Write out the listing below in full and exactly, leaving out every picture.

Given records:
--

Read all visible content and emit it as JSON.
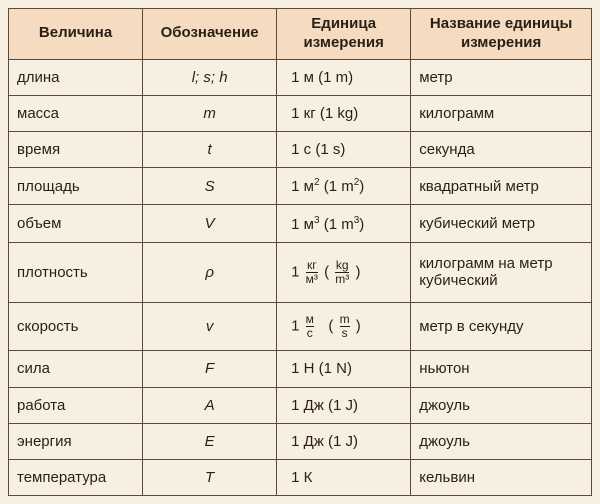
{
  "colors": {
    "page_bg": "#f7efe2",
    "header_bg": "#f5dcc0",
    "border": "#5a4a3a",
    "text": "#2a1f15"
  },
  "columns": [
    "Величина",
    "Обозначение",
    "Единица измерения",
    "Название единицы измерения"
  ],
  "rows": [
    {
      "quantity": "длина",
      "symbol": "l; s; h",
      "name": "метр"
    },
    {
      "quantity": "масса",
      "symbol": "m",
      "name": "килограмм"
    },
    {
      "quantity": "время",
      "symbol": "t",
      "name": "секунда"
    },
    {
      "quantity": "площадь",
      "symbol": "S",
      "name": "квадратный метр"
    },
    {
      "quantity": "объем",
      "symbol": "V",
      "name": "кубический метр"
    },
    {
      "quantity": "плотность",
      "symbol": "ρ",
      "name": "килограмм на метр кубический"
    },
    {
      "quantity": "скорость",
      "symbol": "v",
      "name": "метр в секунду"
    },
    {
      "quantity": "сила",
      "symbol": "F",
      "name": "ньютон"
    },
    {
      "quantity": "работа",
      "symbol": "A",
      "name": "джоуль"
    },
    {
      "quantity": "энергия",
      "symbol": "E",
      "name": "джоуль"
    },
    {
      "quantity": "температура",
      "symbol": "T",
      "name": "кельвин"
    }
  ],
  "units": {
    "0": {
      "plain": "1 м (1 m)"
    },
    "1": {
      "plain": "1 кг (1 kg)"
    },
    "2": {
      "plain": "1 с (1 s)"
    },
    "3": {
      "base_ru": "1 м",
      "sup_ru": "2",
      "base_en": " (1 m",
      "sup_en": "2",
      "close": ")"
    },
    "4": {
      "base_ru": "1 м",
      "sup_ru": "3",
      "base_en": " (1 m",
      "sup_en": "3",
      "close": ")"
    },
    "5": {
      "lead": "1",
      "num_ru": "кг",
      "den_ru": "м³",
      "num_en": "kg",
      "den_en": "m³"
    },
    "6": {
      "lead": "1",
      "num_ru": "м",
      "den_ru": "с",
      "num_en": "m",
      "den_en": "s"
    },
    "7": {
      "plain": "1 Н (1 N)"
    },
    "8": {
      "plain": "1 Дж (1 J)"
    },
    "9": {
      "plain": "1 Дж (1 J)"
    },
    "10": {
      "plain": "1 К"
    }
  }
}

--

Solution to this exercise:
Read all visible content and emit it as JSON.
{
  "colors": {
    "page_bg": "#f7efe2",
    "header_bg": "#f5dcc0",
    "border": "#5a4a3a",
    "text": "#2a1f15"
  },
  "columns": [
    "Величина",
    "Обозначение",
    "Единица измерения",
    "Название единицы измерения"
  ],
  "rows": [
    {
      "quantity": "длина",
      "symbol": "l; s; h",
      "name": "метр"
    },
    {
      "quantity": "масса",
      "symbol": "m",
      "name": "килограмм"
    },
    {
      "quantity": "время",
      "symbol": "t",
      "name": "секунда"
    },
    {
      "quantity": "площадь",
      "symbol": "S",
      "name": "квадратный метр"
    },
    {
      "quantity": "объем",
      "symbol": "V",
      "name": "кубический метр"
    },
    {
      "quantity": "плотность",
      "symbol": "ρ",
      "name": "килограмм на метр кубический"
    },
    {
      "quantity": "скорость",
      "symbol": "v",
      "name": "метр в секунду"
    },
    {
      "quantity": "сила",
      "symbol": "F",
      "name": "ньютон"
    },
    {
      "quantity": "работа",
      "symbol": "A",
      "name": "джоуль"
    },
    {
      "quantity": "энергия",
      "symbol": "E",
      "name": "джоуль"
    },
    {
      "quantity": "температура",
      "symbol": "T",
      "name": "кельвин"
    }
  ],
  "units": {
    "0": {
      "plain": "1 м (1 m)"
    },
    "1": {
      "plain": "1 кг (1 kg)"
    },
    "2": {
      "plain": "1 с (1 s)"
    },
    "3": {
      "base_ru": "1 м",
      "sup_ru": "2",
      "base_en": " (1 m",
      "sup_en": "2",
      "close": ")"
    },
    "4": {
      "base_ru": "1 м",
      "sup_ru": "3",
      "base_en": " (1 m",
      "sup_en": "3",
      "close": ")"
    },
    "5": {
      "lead": "1",
      "num_ru": "кг",
      "den_ru": "м³",
      "num_en": "kg",
      "den_en": "m³"
    },
    "6": {
      "lead": "1",
      "num_ru": "м",
      "den_ru": "с",
      "num_en": "m",
      "den_en": "s"
    },
    "7": {
      "plain": "1 Н (1 N)"
    },
    "8": {
      "plain": "1 Дж (1 J)"
    },
    "9": {
      "plain": "1 Дж (1 J)"
    },
    "10": {
      "plain": "1 К"
    }
  }
}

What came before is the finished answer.